§ Tarefa a realizar
Transcreva na íntegra o texto sobre a vacinação de gestantes e puérperas contra a Covid-19, sem alterar nenhum caractere.

Covid-19

Gestantes e puérperas podem ser imunizadas contra a Covid-19

A vacinação contra o coronavírus, apesar do ritmo lento, está avançando cada vez mais. O Ministério da Saúde (MS) emitiu uma nota técnica, no último dia 26 de abril, incluindo as grávidas e puérperas no grupo prioritário para a vacinação contra a Covid-19. Isso permitiu que muitos estados iniciassem a imunização desse grupo, a exemplo de Pernambuco, onde muitos municípios começaram a vacinar ontem, dia 4 de maio.

O recebimento das mais de 214.450 doses de vacinas (Astrazeneca e Coronavac) permitiu que as gestantes e puérperas começassem a ser vacinadas em municípios como Olinda, Recife e Jaboatão dos Guararapes. A comprovação da gravidez varia de uma cidade para outra, mas de maneira geral, para as mulheres grávidas é válido o cartão da gestante ou um exame laboratorial.

§ Extrato dos dados

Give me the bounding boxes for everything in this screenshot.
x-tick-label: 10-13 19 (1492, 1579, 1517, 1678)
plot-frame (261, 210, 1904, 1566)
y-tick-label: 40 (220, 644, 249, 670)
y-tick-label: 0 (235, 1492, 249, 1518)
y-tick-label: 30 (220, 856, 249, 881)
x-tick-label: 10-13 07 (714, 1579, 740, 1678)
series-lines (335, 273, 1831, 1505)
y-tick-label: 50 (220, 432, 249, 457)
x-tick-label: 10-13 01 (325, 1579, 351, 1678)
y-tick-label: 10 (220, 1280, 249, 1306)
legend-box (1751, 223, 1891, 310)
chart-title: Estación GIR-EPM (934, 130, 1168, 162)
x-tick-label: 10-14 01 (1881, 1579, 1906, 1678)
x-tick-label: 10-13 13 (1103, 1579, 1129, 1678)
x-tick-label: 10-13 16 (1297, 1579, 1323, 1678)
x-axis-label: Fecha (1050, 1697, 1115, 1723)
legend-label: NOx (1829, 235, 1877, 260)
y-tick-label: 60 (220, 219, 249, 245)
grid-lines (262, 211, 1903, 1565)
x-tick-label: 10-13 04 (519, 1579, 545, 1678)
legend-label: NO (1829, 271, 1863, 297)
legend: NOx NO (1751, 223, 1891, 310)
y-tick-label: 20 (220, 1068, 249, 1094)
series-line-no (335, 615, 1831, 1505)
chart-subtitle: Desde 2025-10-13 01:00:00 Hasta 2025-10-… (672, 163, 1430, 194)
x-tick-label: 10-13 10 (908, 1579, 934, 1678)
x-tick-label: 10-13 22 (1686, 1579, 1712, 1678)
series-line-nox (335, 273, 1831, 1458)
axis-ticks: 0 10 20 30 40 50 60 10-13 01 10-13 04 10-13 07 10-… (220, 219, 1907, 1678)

§ Resolução do exercício
Covid-19

Gestantes e puérperas podem ser imunizadas contra a Covid-19

A vacinação contra o coronavírus, apesar do ritmo lento, está avançando cada vez mais. O Ministério da Saúde (MS) emitiu uma nota técnica, no último dia 26 de abril, incluindo as grávidas e puérperas no grupo prioritário para a vacinação contra a Covid-19. Isso permitiu que muitos estados iniciassem a imunização desse grupo, a exemplo de Pernambuco, onde muitos municípios começaram a vacinar ontem, dia 4 de maio.

O recebimento das mais de 214.450 doses de vacinas (Astrazeneca e Coronavac) permitiu que as gestantes e puérperas começassem a ser vacinadas em municípios como Olinda, Recife e Jaboatão dos Guararapes. A comprovação da gravidez varia de uma cidade para outra, mas de maneira geral, para as mulheres grávidas é válido o cartão da gestante ou um exame laboratorial.